++++ 입력 자료 ++++

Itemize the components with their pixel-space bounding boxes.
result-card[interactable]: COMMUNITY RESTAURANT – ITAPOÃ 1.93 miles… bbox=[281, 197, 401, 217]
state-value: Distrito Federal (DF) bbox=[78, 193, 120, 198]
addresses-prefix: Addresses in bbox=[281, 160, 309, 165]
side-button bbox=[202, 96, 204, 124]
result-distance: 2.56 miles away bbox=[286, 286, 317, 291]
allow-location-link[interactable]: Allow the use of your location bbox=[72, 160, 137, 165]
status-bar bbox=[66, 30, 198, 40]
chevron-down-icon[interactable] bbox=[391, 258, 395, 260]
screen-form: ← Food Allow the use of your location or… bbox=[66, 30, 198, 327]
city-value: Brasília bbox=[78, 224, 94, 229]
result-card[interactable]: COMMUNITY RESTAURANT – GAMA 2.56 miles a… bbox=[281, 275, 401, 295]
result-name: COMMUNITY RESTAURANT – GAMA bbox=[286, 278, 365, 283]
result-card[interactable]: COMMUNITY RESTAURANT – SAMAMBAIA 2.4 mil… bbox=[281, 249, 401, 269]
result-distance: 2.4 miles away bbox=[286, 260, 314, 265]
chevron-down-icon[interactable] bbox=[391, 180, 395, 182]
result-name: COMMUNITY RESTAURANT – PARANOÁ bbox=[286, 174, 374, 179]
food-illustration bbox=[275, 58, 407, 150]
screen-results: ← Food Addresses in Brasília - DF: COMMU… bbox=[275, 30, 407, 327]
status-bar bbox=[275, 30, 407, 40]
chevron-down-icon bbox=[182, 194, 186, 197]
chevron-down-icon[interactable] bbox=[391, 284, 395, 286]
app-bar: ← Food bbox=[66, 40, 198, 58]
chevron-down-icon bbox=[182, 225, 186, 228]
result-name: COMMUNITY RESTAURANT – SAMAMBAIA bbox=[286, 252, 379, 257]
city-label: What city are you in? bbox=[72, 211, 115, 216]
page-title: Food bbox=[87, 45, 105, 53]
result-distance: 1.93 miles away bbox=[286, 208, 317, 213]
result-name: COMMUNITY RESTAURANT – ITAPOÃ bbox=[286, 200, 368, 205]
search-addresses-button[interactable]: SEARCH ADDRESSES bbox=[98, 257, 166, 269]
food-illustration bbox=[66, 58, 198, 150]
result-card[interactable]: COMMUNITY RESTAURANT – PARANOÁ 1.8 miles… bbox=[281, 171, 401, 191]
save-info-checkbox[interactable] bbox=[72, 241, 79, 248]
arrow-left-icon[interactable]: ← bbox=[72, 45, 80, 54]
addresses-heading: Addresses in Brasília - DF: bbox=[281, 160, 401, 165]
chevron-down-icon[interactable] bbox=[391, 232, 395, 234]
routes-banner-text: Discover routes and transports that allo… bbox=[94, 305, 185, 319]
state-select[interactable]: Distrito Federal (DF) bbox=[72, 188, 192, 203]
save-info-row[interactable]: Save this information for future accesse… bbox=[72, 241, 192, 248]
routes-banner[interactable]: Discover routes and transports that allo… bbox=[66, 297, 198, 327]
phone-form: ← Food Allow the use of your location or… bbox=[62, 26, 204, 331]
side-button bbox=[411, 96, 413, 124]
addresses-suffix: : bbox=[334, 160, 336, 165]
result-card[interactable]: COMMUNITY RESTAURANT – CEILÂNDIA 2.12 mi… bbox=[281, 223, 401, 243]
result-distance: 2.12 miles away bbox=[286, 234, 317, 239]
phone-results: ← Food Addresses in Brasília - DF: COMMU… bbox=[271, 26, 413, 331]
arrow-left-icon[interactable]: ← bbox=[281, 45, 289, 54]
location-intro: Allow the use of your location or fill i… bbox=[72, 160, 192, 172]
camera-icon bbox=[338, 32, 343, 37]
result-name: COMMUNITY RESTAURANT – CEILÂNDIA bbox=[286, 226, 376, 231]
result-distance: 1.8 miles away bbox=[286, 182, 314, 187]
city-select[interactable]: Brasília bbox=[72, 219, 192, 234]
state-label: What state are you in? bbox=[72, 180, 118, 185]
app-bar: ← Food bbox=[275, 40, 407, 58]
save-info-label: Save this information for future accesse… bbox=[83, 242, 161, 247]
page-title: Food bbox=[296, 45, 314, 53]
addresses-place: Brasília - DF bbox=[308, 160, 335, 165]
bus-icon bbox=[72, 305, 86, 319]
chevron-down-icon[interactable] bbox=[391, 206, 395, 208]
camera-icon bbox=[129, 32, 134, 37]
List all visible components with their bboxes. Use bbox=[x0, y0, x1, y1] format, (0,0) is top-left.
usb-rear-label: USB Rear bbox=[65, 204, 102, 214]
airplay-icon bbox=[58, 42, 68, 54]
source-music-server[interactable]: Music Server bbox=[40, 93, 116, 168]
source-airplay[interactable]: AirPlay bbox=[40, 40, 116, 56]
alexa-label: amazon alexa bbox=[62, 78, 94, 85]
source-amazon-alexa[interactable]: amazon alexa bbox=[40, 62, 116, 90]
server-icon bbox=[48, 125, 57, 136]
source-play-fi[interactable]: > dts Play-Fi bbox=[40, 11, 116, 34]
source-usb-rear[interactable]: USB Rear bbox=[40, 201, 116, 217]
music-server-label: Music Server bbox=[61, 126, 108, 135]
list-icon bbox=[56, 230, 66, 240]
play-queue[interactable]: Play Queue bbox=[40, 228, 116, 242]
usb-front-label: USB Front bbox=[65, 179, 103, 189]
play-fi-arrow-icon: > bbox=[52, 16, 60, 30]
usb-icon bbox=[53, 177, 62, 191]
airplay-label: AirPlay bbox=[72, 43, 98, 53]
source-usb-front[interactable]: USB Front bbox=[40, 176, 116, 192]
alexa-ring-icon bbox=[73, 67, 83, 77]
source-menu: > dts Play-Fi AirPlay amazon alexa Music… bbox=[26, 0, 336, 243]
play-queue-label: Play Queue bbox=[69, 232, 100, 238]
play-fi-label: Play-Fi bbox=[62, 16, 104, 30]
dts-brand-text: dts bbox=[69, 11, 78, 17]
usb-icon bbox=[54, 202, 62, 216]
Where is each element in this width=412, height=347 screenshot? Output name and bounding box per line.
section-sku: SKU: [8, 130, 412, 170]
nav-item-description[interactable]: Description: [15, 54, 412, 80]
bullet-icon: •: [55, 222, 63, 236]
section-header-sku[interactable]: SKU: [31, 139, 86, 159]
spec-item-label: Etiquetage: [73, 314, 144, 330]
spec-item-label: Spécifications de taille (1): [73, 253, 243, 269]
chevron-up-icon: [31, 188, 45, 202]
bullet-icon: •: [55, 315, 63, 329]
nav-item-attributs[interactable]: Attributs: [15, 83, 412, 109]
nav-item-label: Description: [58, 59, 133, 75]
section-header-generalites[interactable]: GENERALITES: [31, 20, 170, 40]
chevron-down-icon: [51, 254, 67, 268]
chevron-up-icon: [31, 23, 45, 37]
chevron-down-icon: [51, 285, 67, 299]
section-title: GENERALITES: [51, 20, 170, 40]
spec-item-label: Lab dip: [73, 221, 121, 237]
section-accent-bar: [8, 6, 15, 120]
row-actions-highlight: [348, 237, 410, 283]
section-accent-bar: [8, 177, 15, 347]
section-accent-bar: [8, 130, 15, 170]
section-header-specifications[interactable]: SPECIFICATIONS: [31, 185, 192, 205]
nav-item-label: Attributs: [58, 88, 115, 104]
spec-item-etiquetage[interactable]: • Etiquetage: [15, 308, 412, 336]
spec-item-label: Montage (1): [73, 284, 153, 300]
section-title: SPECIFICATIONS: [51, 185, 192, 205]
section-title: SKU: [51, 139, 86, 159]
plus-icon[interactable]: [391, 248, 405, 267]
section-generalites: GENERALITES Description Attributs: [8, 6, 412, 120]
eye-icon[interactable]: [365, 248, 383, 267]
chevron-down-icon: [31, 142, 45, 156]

++++

**요청 사항:** 자료의 첫 줄부터 "result-distance: 2.4 miles"가 들어 있는 줄까지를 "COMMUNITY RESTAURANT"만 "POPULAR RESTAURANT"로 바꾸고 나머지는 그대로 두어 수정하세요.

**작성한 답안:**
Itemize the components with their pixel-space bounding boxes.
result-card[interactable]: POPULAR RESTAURANT – ITAPOÃ 1.93 miles… bbox=[281, 197, 401, 217]
state-value: Distrito Federal (DF) bbox=[78, 193, 120, 198]
addresses-prefix: Addresses in bbox=[281, 160, 309, 165]
side-button bbox=[202, 96, 204, 124]
result-distance: 2.56 miles away bbox=[286, 286, 317, 291]
allow-location-link[interactable]: Allow the use of your location bbox=[72, 160, 137, 165]
status-bar bbox=[66, 30, 198, 40]
chevron-down-icon[interactable] bbox=[391, 258, 395, 260]
screen-form: ← Food Allow the use of your location or… bbox=[66, 30, 198, 327]
city-value: Brasília bbox=[78, 224, 94, 229]
result-card[interactable]: POPULAR RESTAURANT – GAMA 2.56 miles a… bbox=[281, 275, 401, 295]
result-name: POPULAR RESTAURANT – GAMA bbox=[286, 278, 365, 283]
result-card[interactable]: POPULAR RESTAURANT – SAMAMBAIA 2.4 mil… bbox=[281, 249, 401, 269]
result-distance: 2.4 miles away bbox=[286, 260, 314, 265]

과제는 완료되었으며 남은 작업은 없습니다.